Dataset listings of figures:
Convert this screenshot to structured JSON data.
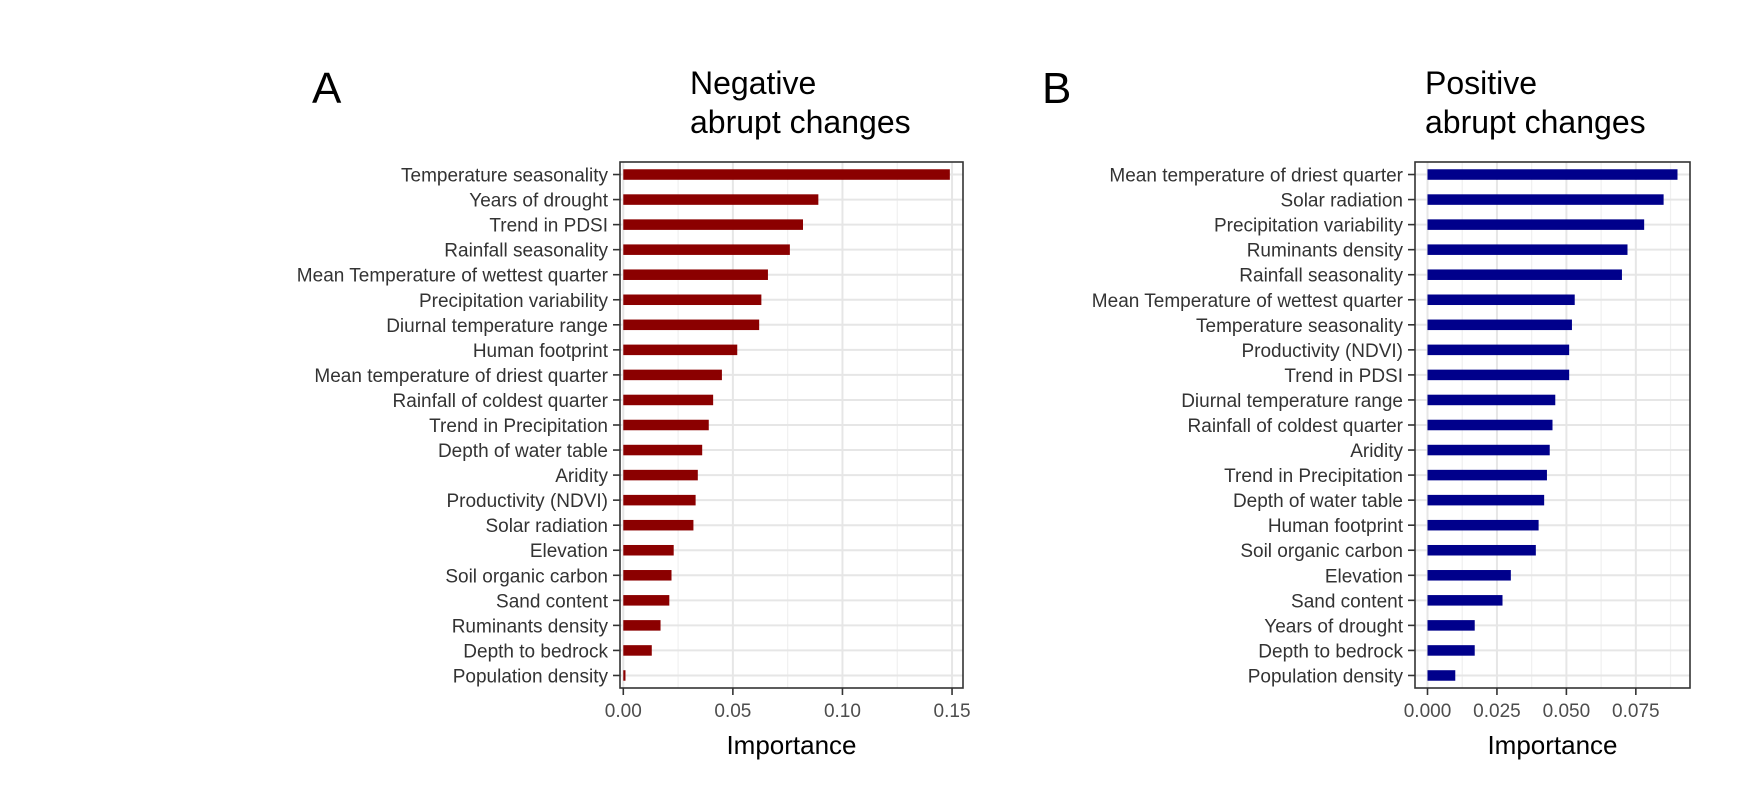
{
  "chart_data": [
    {
      "type": "bar",
      "orientation": "horizontal",
      "panel_tag": "A",
      "title_lines": [
        "Negative",
        "abrupt changes"
      ],
      "xlabel": "Importance",
      "ylabel": "",
      "xlim": [
        -0.0015,
        0.155
      ],
      "xticks": [
        0.0,
        0.05,
        0.1,
        0.15
      ],
      "xtick_labels": [
        "0.00",
        "0.05",
        "0.10",
        "0.15"
      ],
      "bar_color": "#8b0000",
      "grid": true,
      "categories": [
        "Temperature seasonality",
        "Years of drought",
        "Trend in PDSI",
        "Rainfall seasonality",
        "Mean Temperature of wettest quarter",
        "Precipitation variability",
        "Diurnal temperature range",
        "Human footprint",
        "Mean temperature of driest quarter",
        "Rainfall of coldest quarter",
        "Trend in Precipitation",
        "Depth of water table",
        "Aridity",
        "Productivity (NDVI)",
        "Solar radiation",
        "Elevation",
        "Soil organic carbon",
        "Sand content",
        "Ruminants density",
        "Depth to bedrock",
        "Population density"
      ],
      "values": [
        0.149,
        0.089,
        0.082,
        0.076,
        0.066,
        0.063,
        0.062,
        0.052,
        0.045,
        0.041,
        0.039,
        0.036,
        0.034,
        0.033,
        0.032,
        0.023,
        0.022,
        0.021,
        0.017,
        0.013,
        0.001
      ]
    },
    {
      "type": "bar",
      "orientation": "horizontal",
      "panel_tag": "B",
      "title_lines": [
        "Positive",
        "abrupt changes"
      ],
      "xlabel": "Importance",
      "ylabel": "",
      "xlim": [
        -0.0045,
        0.0945
      ],
      "xticks": [
        0.0,
        0.025,
        0.05,
        0.075
      ],
      "xtick_labels": [
        "0.000",
        "0.025",
        "0.050",
        "0.075"
      ],
      "bar_color": "#00008b",
      "grid": true,
      "categories": [
        "Mean temperature of driest quarter",
        "Solar radiation",
        "Precipitation variability",
        "Ruminants density",
        "Rainfall seasonality",
        "Mean Temperature of wettest quarter",
        "Temperature seasonality",
        "Productivity (NDVI)",
        "Trend in PDSI",
        "Diurnal temperature range",
        "Rainfall of coldest quarter",
        "Aridity",
        "Trend in Precipitation",
        "Depth of water table",
        "Human footprint",
        "Soil organic carbon",
        "Elevation",
        "Sand content",
        "Years of drought",
        "Depth to bedrock",
        "Population density"
      ],
      "values": [
        0.09,
        0.085,
        0.078,
        0.072,
        0.07,
        0.053,
        0.052,
        0.051,
        0.051,
        0.046,
        0.045,
        0.044,
        0.043,
        0.042,
        0.04,
        0.039,
        0.03,
        0.027,
        0.017,
        0.017,
        0.01
      ]
    }
  ]
}
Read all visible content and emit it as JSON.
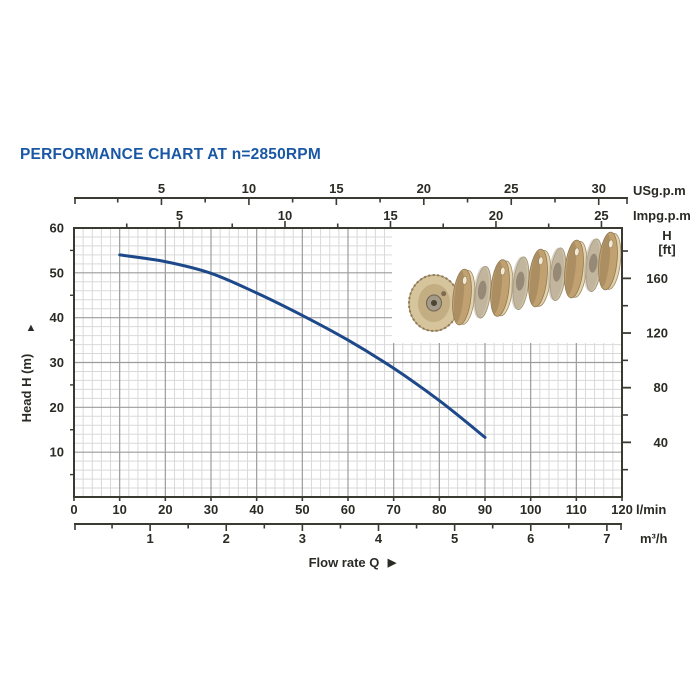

- **PROBLEM STATEMENT**:
From the material above, reproduce everything verbatim except the pictures.

- **ANSWER**:
Convert this screenshot to structured JSON data.
{
  "chart_data": [
    {
      "type": "bar",
      "orientation": "horizontal",
      "panel_tag": "A",
      "title_lines": [
        "Negative",
        "abrupt changes"
      ],
      "xlabel": "Importance",
      "ylabel": "",
      "xlim": [
        -0.0015,
        0.155
      ],
      "xticks": [
        0.0,
        0.05,
        0.1,
        0.15
      ],
      "xtick_labels": [
        "0.00",
        "0.05",
        "0.10",
        "0.15"
      ],
      "bar_color": "#8b0000",
      "grid": true,
      "categories": [
        "Temperature seasonality",
        "Years of drought",
        "Trend in PDSI",
        "Rainfall seasonality",
        "Mean Temperature of wettest quarter",
        "Precipitation variability",
        "Diurnal temperature range",
        "Human footprint",
        "Mean temperature of driest quarter",
        "Rainfall of coldest quarter",
        "Trend in Precipitation",
        "Depth of water table",
        "Aridity",
        "Productivity (NDVI)",
        "Solar radiation",
        "Elevation",
        "Soil organic carbon",
        "Sand content",
        "Ruminants density",
        "Depth to bedrock",
        "Population density"
      ],
      "values": [
        0.149,
        0.089,
        0.082,
        0.076,
        0.066,
        0.063,
        0.062,
        0.052,
        0.045,
        0.041,
        0.039,
        0.036,
        0.034,
        0.033,
        0.032,
        0.023,
        0.022,
        0.021,
        0.017,
        0.013,
        0.001
      ]
    },
    {
      "type": "bar",
      "orientation": "horizontal",
      "panel_tag": "B",
      "title_lines": [
        "Positive",
        "abrupt changes"
      ],
      "xlabel": "Importance",
      "ylabel": "",
      "xlim": [
        -0.0045,
        0.0945
      ],
      "xticks": [
        0.0,
        0.025,
        0.05,
        0.075
      ],
      "xtick_labels": [
        "0.000",
        "0.025",
        "0.050",
        "0.075"
      ],
      "bar_color": "#00008b",
      "grid": true,
      "categories": [
        "Mean temperature of driest quarter",
        "Solar radiation",
        "Precipitation variability",
        "Ruminants density",
        "Rainfall seasonality",
        "Mean Temperature of wettest quarter",
        "Temperature seasonality",
        "Productivity (NDVI)",
        "Trend in PDSI",
        "Diurnal temperature range",
        "Rainfall of coldest quarter",
        "Aridity",
        "Trend in Precipitation",
        "Depth of water table",
        "Human footprint",
        "Soil organic carbon",
        "Elevation",
        "Sand content",
        "Years of drought",
        "Depth to bedrock",
        "Population density"
      ],
      "values": [
        0.09,
        0.085,
        0.078,
        0.072,
        0.07,
        0.053,
        0.052,
        0.051,
        0.051,
        0.046,
        0.045,
        0.044,
        0.043,
        0.042,
        0.04,
        0.039,
        0.03,
        0.027,
        0.017,
        0.017,
        0.01
      ]
    }
  ]
}
Read all visible content and emit it as JSON.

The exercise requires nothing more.